* Start RECORDS PROVIDED *
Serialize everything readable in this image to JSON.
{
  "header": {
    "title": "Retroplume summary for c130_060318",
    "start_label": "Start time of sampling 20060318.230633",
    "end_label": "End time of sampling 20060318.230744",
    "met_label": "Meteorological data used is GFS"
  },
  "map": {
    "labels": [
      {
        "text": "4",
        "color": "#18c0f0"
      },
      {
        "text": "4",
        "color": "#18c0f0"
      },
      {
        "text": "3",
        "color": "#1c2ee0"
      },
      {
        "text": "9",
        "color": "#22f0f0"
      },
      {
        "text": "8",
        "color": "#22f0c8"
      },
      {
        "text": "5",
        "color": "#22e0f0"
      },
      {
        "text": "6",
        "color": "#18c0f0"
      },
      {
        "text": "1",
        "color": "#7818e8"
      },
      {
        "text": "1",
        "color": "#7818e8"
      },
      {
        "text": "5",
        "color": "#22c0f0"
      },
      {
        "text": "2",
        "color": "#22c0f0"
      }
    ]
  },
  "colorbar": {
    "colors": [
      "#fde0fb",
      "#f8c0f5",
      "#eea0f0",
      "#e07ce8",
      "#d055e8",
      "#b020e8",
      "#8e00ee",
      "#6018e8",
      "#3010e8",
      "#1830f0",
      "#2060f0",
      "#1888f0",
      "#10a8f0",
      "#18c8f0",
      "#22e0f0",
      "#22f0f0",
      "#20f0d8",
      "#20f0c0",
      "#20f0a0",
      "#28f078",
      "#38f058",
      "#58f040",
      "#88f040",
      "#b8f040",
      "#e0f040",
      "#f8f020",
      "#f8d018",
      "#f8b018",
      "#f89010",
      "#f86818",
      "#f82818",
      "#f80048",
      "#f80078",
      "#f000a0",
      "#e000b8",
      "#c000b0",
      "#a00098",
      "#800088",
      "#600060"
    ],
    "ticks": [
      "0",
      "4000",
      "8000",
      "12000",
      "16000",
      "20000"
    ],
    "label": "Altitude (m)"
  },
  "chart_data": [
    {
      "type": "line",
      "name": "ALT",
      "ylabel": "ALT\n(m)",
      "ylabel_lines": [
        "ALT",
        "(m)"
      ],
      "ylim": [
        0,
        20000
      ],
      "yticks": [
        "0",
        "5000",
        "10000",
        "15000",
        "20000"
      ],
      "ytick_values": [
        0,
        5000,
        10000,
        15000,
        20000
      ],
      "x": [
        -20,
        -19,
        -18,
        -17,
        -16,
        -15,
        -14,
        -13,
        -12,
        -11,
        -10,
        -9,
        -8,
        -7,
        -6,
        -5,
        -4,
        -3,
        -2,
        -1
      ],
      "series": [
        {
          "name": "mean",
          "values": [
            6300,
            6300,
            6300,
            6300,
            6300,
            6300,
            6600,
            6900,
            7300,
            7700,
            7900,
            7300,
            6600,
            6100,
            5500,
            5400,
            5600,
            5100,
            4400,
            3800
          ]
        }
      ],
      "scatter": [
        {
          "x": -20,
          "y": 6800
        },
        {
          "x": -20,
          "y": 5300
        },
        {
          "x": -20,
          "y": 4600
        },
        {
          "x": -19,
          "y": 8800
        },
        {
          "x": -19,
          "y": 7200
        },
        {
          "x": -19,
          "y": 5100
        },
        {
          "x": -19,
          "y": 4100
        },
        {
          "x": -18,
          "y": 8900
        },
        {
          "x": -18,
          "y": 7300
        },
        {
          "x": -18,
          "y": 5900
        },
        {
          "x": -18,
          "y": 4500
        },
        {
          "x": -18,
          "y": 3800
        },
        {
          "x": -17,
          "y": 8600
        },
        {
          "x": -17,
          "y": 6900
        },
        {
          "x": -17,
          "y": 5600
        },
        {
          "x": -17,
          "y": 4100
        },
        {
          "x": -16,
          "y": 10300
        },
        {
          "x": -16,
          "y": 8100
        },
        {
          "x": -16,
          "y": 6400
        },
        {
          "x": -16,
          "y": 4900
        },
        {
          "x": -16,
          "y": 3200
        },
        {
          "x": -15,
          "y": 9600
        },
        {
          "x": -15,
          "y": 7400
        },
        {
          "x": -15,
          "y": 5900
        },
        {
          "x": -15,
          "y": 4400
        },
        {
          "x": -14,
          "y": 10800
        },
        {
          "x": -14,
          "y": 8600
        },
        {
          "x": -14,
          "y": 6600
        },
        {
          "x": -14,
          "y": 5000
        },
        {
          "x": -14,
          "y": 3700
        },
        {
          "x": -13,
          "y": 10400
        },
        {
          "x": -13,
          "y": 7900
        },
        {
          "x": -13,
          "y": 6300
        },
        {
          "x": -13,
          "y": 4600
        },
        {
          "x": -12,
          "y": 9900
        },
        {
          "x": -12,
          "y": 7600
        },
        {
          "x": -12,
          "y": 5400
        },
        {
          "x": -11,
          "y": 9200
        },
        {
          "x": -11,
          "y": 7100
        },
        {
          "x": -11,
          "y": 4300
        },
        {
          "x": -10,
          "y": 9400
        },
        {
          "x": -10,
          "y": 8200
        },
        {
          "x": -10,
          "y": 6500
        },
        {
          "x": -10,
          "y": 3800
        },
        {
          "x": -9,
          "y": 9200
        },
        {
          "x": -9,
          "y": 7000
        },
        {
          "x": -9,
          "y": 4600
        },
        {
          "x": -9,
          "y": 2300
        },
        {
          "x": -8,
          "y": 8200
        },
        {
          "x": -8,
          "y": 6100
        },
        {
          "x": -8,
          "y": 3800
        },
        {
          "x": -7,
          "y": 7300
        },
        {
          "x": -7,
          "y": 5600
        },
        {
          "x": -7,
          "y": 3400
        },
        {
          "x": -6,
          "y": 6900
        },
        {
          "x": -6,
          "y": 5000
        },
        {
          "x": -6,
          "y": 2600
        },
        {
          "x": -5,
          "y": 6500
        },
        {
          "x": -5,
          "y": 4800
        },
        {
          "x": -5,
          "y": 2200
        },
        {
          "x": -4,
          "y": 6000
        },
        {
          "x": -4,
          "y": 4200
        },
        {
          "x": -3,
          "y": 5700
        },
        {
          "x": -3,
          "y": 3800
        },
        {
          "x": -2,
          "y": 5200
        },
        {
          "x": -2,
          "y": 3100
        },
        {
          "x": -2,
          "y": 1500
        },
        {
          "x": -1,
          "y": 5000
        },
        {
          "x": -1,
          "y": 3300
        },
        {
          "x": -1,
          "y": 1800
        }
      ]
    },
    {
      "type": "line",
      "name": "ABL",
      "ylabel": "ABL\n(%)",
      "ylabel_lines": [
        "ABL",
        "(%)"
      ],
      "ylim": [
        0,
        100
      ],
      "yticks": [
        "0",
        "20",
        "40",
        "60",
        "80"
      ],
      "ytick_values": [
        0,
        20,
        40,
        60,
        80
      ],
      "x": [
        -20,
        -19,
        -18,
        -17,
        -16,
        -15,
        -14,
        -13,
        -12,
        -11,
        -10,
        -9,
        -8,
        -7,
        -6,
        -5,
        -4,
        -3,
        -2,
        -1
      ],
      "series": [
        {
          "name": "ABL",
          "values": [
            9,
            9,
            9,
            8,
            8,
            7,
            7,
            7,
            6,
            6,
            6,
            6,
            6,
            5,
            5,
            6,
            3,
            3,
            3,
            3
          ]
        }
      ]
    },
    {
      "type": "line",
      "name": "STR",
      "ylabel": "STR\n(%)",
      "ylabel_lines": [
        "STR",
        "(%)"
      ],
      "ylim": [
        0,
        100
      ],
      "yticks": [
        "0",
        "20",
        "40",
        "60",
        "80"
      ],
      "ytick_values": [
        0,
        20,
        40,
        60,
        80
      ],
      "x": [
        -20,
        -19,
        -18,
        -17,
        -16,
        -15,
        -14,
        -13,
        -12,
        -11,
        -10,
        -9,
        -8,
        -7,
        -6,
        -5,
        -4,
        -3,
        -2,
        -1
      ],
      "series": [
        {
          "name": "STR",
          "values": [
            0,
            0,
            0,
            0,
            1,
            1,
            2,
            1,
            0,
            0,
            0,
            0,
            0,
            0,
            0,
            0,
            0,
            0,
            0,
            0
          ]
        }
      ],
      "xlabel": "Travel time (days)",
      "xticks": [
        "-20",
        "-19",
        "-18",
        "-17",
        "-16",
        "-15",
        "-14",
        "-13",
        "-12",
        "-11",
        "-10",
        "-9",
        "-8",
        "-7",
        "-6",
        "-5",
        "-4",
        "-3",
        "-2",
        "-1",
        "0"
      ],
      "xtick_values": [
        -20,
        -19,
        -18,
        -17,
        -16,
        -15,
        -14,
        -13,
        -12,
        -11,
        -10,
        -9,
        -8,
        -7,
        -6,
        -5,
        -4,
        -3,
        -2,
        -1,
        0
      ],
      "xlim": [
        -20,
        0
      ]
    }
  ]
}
* End RECORDS PROVIDED *
_REQUIRED TASK:_ Within the material above, find the lines that contain the word "name"; copy them.

_OUTPUT OF THE EXERCISE:_
      "name": "ALT",
          "name": "mean",
      "name": "ABL",
          "name": "ABL",
      "name": "STR",
          "name": "STR",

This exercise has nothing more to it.